(Extracts from a graphics dataset)
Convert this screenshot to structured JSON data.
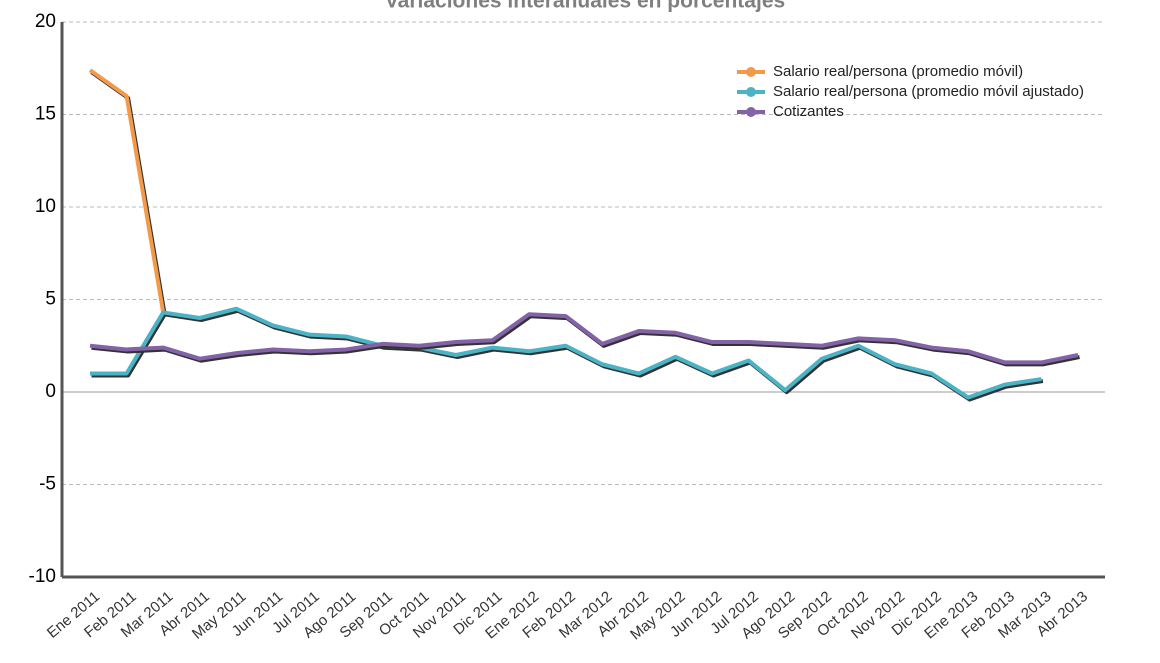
{
  "chart_data": {
    "type": "line",
    "title": "Variaciones interanuales en porcentajes",
    "categories": [
      "Ene 2011",
      "Feb 2011",
      "Mar 2011",
      "Abr 2011",
      "May 2011",
      "Jun 2011",
      "Jul 2011",
      "Ago 2011",
      "Sep 2011",
      "Oct 2011",
      "Nov 2011",
      "Dic 2011",
      "Ene 2012",
      "Feb 2012",
      "Mar 2012",
      "Abr 2012",
      "May 2012",
      "Jun 2012",
      "Jul 2012",
      "Ago 2012",
      "Sep 2012",
      "Oct 2012",
      "Nov 2012",
      "Dic 2012",
      "Ene 2013",
      "Feb 2013",
      "Mar 2013",
      "Abr 2013"
    ],
    "series": [
      {
        "name": "Salario real/persona (promedio móvil)",
        "color": "#f39a4a",
        "values": [
          17.4,
          16.0,
          4.3,
          null,
          null,
          null,
          null,
          null,
          null,
          null,
          null,
          null,
          null,
          null,
          null,
          null,
          null,
          null,
          null,
          null,
          null,
          null,
          null,
          null,
          null,
          null,
          null,
          null
        ]
      },
      {
        "name": "Salario real/persona (promedio móvil ajustado)",
        "color": "#4bb3c6",
        "values": [
          1.0,
          1.0,
          4.3,
          4.0,
          4.5,
          3.6,
          3.1,
          3.0,
          2.5,
          2.4,
          2.0,
          2.4,
          2.2,
          2.5,
          1.5,
          1.0,
          1.9,
          1.0,
          1.7,
          0.1,
          1.8,
          2.5,
          1.5,
          1.0,
          -0.3,
          0.4,
          0.7,
          null
        ]
      },
      {
        "name": "Cotizantes",
        "color": "#8462a8",
        "values": [
          2.5,
          2.3,
          2.4,
          1.8,
          2.1,
          2.3,
          2.2,
          2.3,
          2.6,
          2.5,
          2.7,
          2.8,
          4.2,
          4.1,
          2.6,
          3.3,
          3.2,
          2.7,
          2.7,
          2.6,
          2.5,
          2.9,
          2.8,
          2.4,
          2.2,
          1.6,
          1.6,
          2.0
        ]
      }
    ],
    "ylim": [
      -10,
      20
    ],
    "yticks": [
      -10,
      -5,
      0,
      5,
      10,
      15,
      20
    ],
    "grid": true,
    "legend": "upper right"
  }
}
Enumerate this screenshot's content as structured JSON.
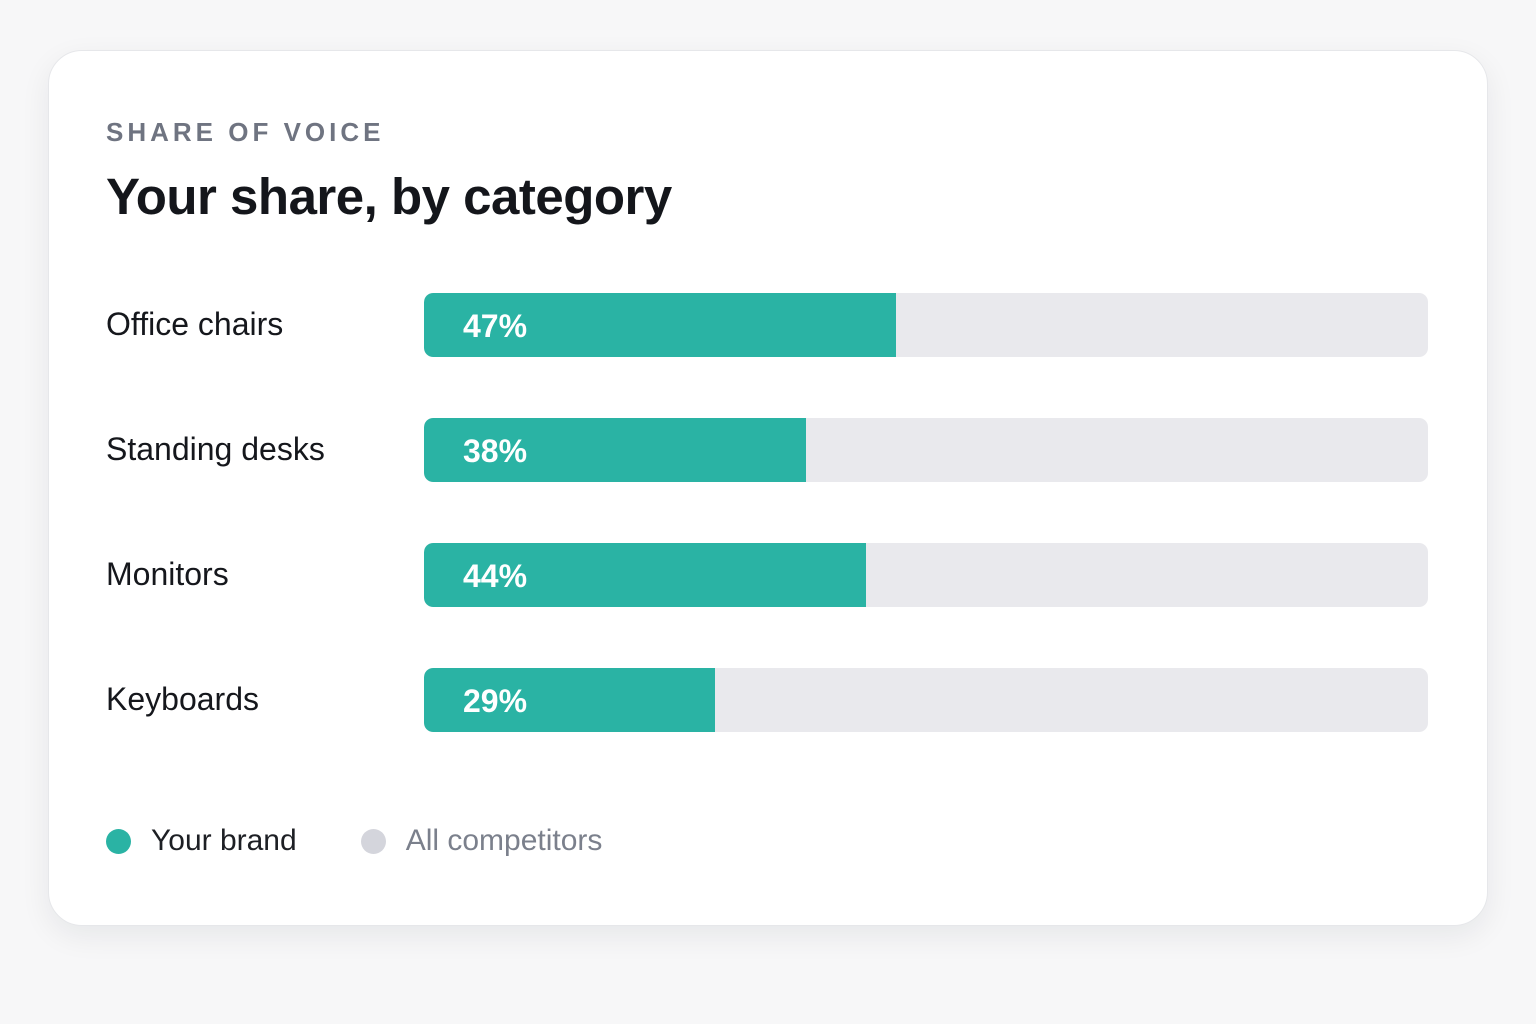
{
  "chart_data": {
    "type": "bar",
    "eyebrow": "SHARE OF VOICE",
    "title": "Your share, by category",
    "categories": [
      "Office chairs",
      "Standing desks",
      "Monitors",
      "Keyboards"
    ],
    "series": [
      {
        "name": "Your brand",
        "values": [
          47,
          38,
          44,
          29
        ],
        "color": "#2ab3a4"
      },
      {
        "name": "All competitors",
        "values": [
          53,
          62,
          56,
          71
        ],
        "color": "#d4d5dc"
      }
    ],
    "value_labels": [
      "47%",
      "38%",
      "44%",
      "29%"
    ],
    "xlim": [
      0,
      100
    ],
    "orientation": "horizontal",
    "stacked": true,
    "grid": false,
    "legend_position": "bottom-left"
  },
  "legend": [
    {
      "label": "Your brand",
      "color": "#2ab3a4",
      "text_color": "#1d1f24"
    },
    {
      "label": "All competitors",
      "color": "#d4d5dc",
      "text_color": "#7b808c"
    }
  ]
}
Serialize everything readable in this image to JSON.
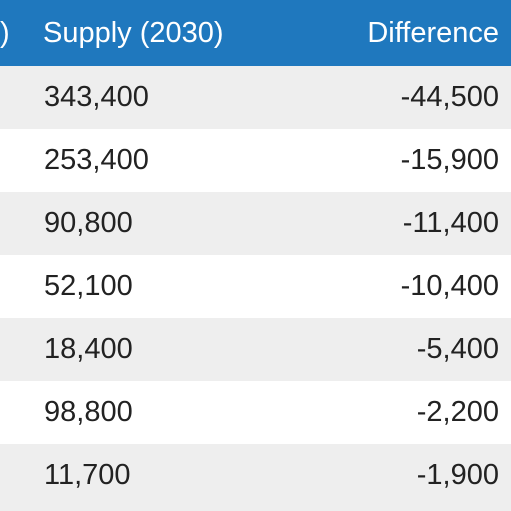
{
  "table": {
    "columns": {
      "previous_partial": ")",
      "supply": "Supply (2030)",
      "difference": "Difference"
    },
    "rows": [
      {
        "supply": "343,400",
        "difference": "-44,500"
      },
      {
        "supply": "253,400",
        "difference": "-15,900"
      },
      {
        "supply": "90,800",
        "difference": "-11,400"
      },
      {
        "supply": "52,100",
        "difference": "-10,400"
      },
      {
        "supply": "18,400",
        "difference": "-5,400"
      },
      {
        "supply": "98,800",
        "difference": "-2,200"
      },
      {
        "supply": "11,700",
        "difference": "-1,900"
      }
    ]
  },
  "colors": {
    "header_bg": "#1f78be",
    "header_text": "#ffffff",
    "row_shaded": "#eeeeee",
    "row_plain": "#ffffff",
    "body_text": "#222222"
  }
}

## Exercise details
Report how many lines in the records hold the word "móvil", giving the number and nothing else.

## Result of this exercise
2